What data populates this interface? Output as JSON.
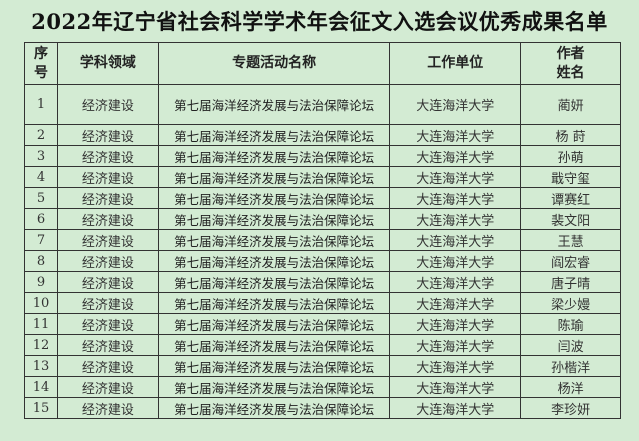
{
  "title": "2022年辽宁省社会科学学术年会征文入选会议优秀成果名单",
  "headers": [
    "序\n号",
    "学科领域",
    "专题活动名称",
    "工作单位",
    "作者\n姓名"
  ],
  "rows": [
    [
      "1",
      "经济建设",
      "第七届海洋经济发展与法治保障论坛",
      "大连海洋大学",
      "蔺妍"
    ],
    [
      "2",
      "经济建设",
      "第七届海洋经济发展与法治保障论坛",
      "大连海洋大学",
      "杨 莳"
    ],
    [
      "3",
      "经济建设",
      "第七届海洋经济发展与法治保障论坛",
      "大连海洋大学",
      "孙萌"
    ],
    [
      "4",
      "经济建设",
      "第七届海洋经济发展与法治保障论坛",
      "大连海洋大学",
      "戢守玺"
    ],
    [
      "5",
      "经济建设",
      "第七届海洋经济发展与法治保障论坛",
      "大连海洋大学",
      "谭赛红"
    ],
    [
      "6",
      "经济建设",
      "第七届海洋经济发展与法治保障论坛",
      "大连海洋大学",
      "裴文阳"
    ],
    [
      "7",
      "经济建设",
      "第七届海洋经济发展与法治保障论坛",
      "大连海洋大学",
      "王慧"
    ],
    [
      "8",
      "经济建设",
      "第七届海洋经济发展与法治保障论坛",
      "大连海洋大学",
      "阎宏睿"
    ],
    [
      "9",
      "经济建设",
      "第七届海洋经济发展与法治保障论坛",
      "大连海洋大学",
      "唐子晴"
    ],
    [
      "10",
      "经济建设",
      "第七届海洋经济发展与法治保障论坛",
      "大连海洋大学",
      "梁少嫚"
    ],
    [
      "11",
      "经济建设",
      "第七届海洋经济发展与法治保障论坛",
      "大连海洋大学",
      "陈瑜"
    ],
    [
      "12",
      "经济建设",
      "第七届海洋经济发展与法治保障论坛",
      "大连海洋大学",
      "闫波"
    ],
    [
      "13",
      "经济建设",
      "第七届海洋经济发展与法治保障论坛",
      "大连海洋大学",
      "孙楷洋"
    ],
    [
      "14",
      "经济建设",
      "第七届海洋经济发展与法治保障论坛",
      "大连海洋大学",
      "杨洋"
    ],
    [
      "15",
      "经济建设",
      "第七届海洋经济发展与法治保障论坛",
      "大连海洋大学",
      "李珍妍"
    ]
  ],
  "colors": {
    "background": "#d3ebd3",
    "border": "#333333"
  }
}
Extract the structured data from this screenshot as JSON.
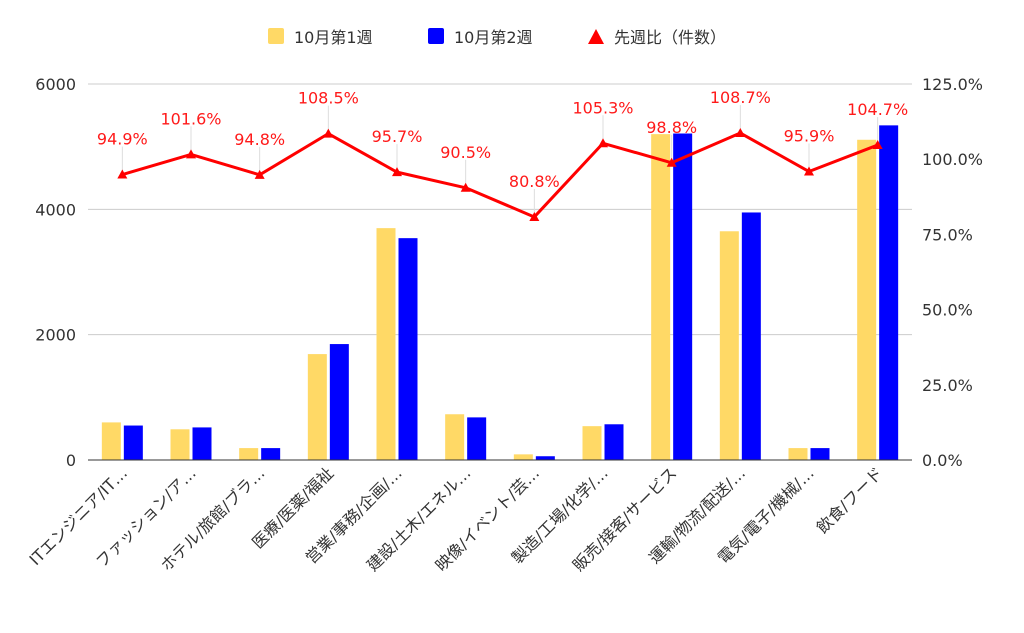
{
  "chart_data": {
    "type": "bar",
    "title": "",
    "xlabel": "",
    "ylabel": "",
    "categories": [
      "ITエンジニア/IT…",
      "ファッション/ア…",
      "ホテル/旅館/ブラ…",
      "医療/医薬/福祉",
      "営業/事務/企画/…",
      "建設/土木/エネル…",
      "映像/イベント/芸…",
      "製造/工場/化学/…",
      "販売/接客/サービス",
      "運輸/物流/配送/…",
      "電気/電子/機械/…",
      "飲食/フード"
    ],
    "series": [
      {
        "name": "10月第1週",
        "type": "bar",
        "axis": "left",
        "color": "#ffd966",
        "values": [
          600,
          490,
          190,
          1690,
          3700,
          730,
          90,
          540,
          5200,
          3650,
          190,
          5110
        ]
      },
      {
        "name": "10月第2週",
        "type": "bar",
        "axis": "left",
        "color": "#0000ff",
        "values": [
          550,
          520,
          190,
          1850,
          3540,
          680,
          60,
          570,
          5210,
          3950,
          190,
          5340
        ]
      },
      {
        "name": "先週比（件数）",
        "type": "line",
        "axis": "right",
        "color": "#ff0000",
        "marker": "triangle",
        "values": [
          94.9,
          101.6,
          94.8,
          108.5,
          95.7,
          90.5,
          80.8,
          105.3,
          98.8,
          108.7,
          95.9,
          104.7
        ],
        "labels": [
          "94.9%",
          "101.6%",
          "94.8%",
          "108.5%",
          "95.7%",
          "90.5%",
          "80.8%",
          "105.3%",
          "98.8%",
          "108.7%",
          "95.9%",
          "104.7%"
        ]
      }
    ],
    "yaxis_left": {
      "min": 0,
      "max": 6000,
      "ticks": [
        0,
        2000,
        4000,
        6000
      ],
      "tick_labels": [
        "0",
        "2000",
        "4000",
        "6000"
      ]
    },
    "yaxis_right": {
      "min": 0,
      "max": 125,
      "ticks": [
        0,
        25,
        50,
        75,
        100,
        125
      ],
      "tick_labels": [
        "0.0%",
        "25.0%",
        "50.0%",
        "75.0%",
        "100.0%",
        "125.0%"
      ]
    },
    "grid": true,
    "legend": "top-center"
  }
}
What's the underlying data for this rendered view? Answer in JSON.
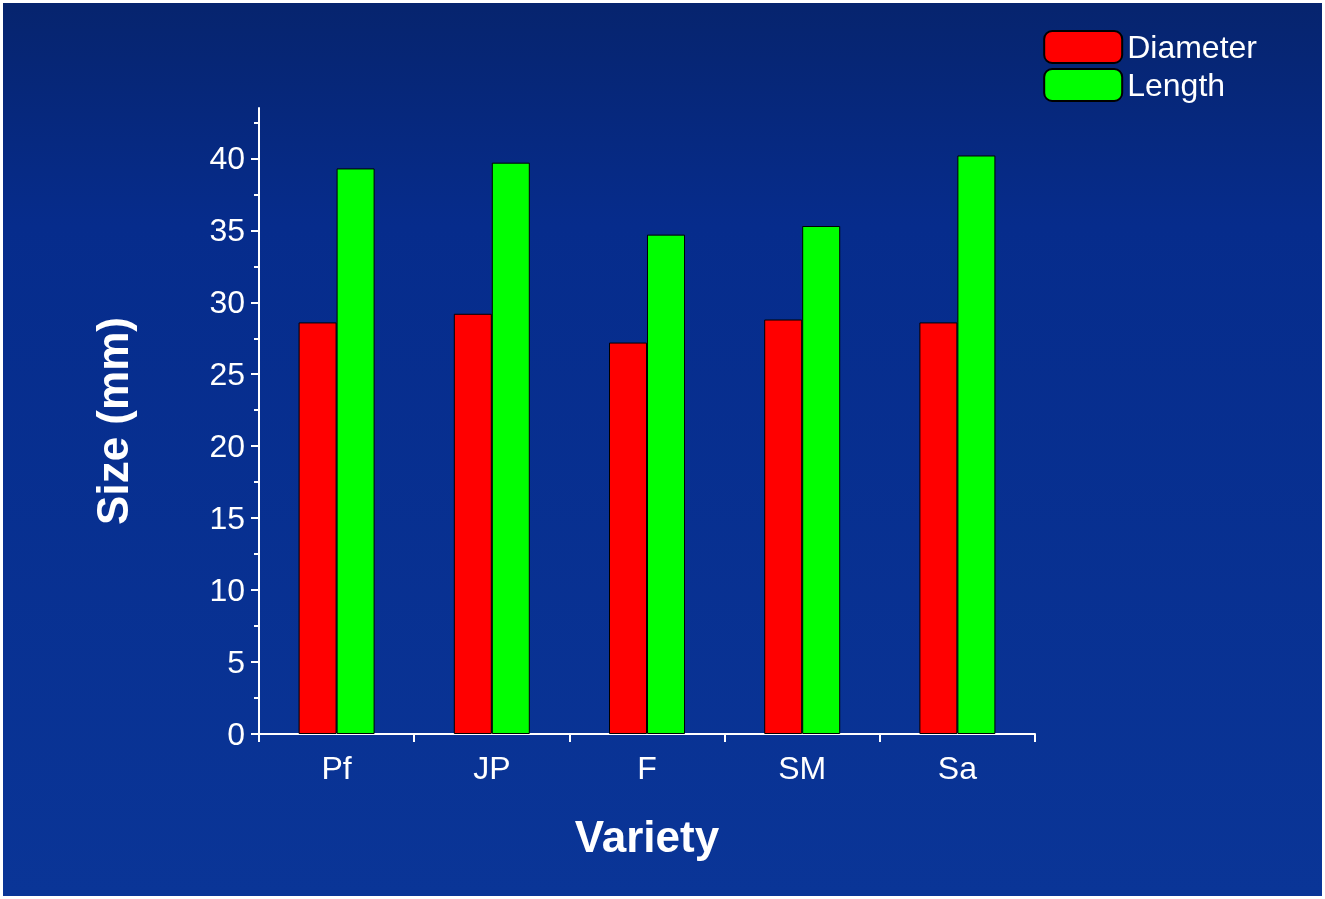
{
  "chart_data": {
    "type": "bar",
    "xlabel": "Variety",
    "ylabel": "Size (mm)",
    "categories": [
      "Pf",
      "JP",
      "F",
      "SM",
      "Sa"
    ],
    "series": [
      {
        "name": "Diameter",
        "color": "#ff0000",
        "values": [
          28.6,
          29.2,
          27.2,
          28.8,
          28.6
        ]
      },
      {
        "name": "Length",
        "color": "#00ff00",
        "values": [
          39.3,
          39.7,
          34.7,
          35.3,
          40.2
        ]
      }
    ],
    "ylim": [
      0,
      43.5
    ],
    "yticks": [
      0,
      5,
      10,
      15,
      20,
      25,
      30,
      35,
      40
    ],
    "grid": false,
    "legend": "top right"
  }
}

+ + + + + + +

▶ GIVEN PROBLEM: Every line containing the string "this" must be listed.

▶ WORKED SOLUTION:
What data populates this interface? Output as JSON.
Extract the structured data from this screenshot as JSON.
What's the underlying data for this rendered view? Answer in JSON.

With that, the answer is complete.